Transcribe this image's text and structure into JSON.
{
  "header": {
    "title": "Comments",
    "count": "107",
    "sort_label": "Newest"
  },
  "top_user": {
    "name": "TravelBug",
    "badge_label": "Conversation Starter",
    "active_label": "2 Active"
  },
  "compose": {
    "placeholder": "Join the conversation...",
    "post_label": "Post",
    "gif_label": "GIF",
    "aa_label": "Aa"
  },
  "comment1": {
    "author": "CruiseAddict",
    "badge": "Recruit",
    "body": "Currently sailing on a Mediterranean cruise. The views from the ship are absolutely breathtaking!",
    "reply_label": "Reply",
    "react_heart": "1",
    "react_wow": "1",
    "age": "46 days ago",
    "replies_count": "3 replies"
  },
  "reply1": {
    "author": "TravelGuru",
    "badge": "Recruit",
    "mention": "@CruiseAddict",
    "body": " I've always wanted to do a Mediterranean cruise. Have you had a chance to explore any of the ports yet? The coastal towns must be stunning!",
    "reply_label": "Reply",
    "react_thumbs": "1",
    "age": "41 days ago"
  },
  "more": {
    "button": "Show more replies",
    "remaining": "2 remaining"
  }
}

=-=-=

#### What needs to be done:
Every entry should be printed again exactly as it stands.

#### Response to the task:
Transcribe this image's text and structure into JSON.
{
  "header": {
    "title": "Comments",
    "count": "107",
    "sort_label": "Newest"
  },
  "top_user": {
    "name": "TravelBug",
    "badge_label": "Conversation Starter",
    "active_label": "2 Active"
  },
  "compose": {
    "placeholder": "Join the conversation...",
    "post_label": "Post",
    "gif_label": "GIF",
    "aa_label": "Aa"
  },
  "comment1": {
    "author": "CruiseAddict",
    "badge": "Recruit",
    "body": "Currently sailing on a Mediterranean cruise. The views from the ship are absolutely breathtaking!",
    "reply_label": "Reply",
    "react_heart": "1",
    "react_wow": "1",
    "age": "46 days ago",
    "replies_count": "3 replies"
  },
  "reply1": {
    "author": "TravelGuru",
    "badge": "Recruit",
    "mention": "@CruiseAddict",
    "body": " I've always wanted to do a Mediterranean cruise. Have you had a chance to explore any of the ports yet? The coastal towns must be stunning!",
    "reply_label": "Reply",
    "react_thumbs": "1",
    "age": "41 days ago"
  },
  "more": {
    "button": "Show more replies",
    "remaining": "2 remaining"
  }
}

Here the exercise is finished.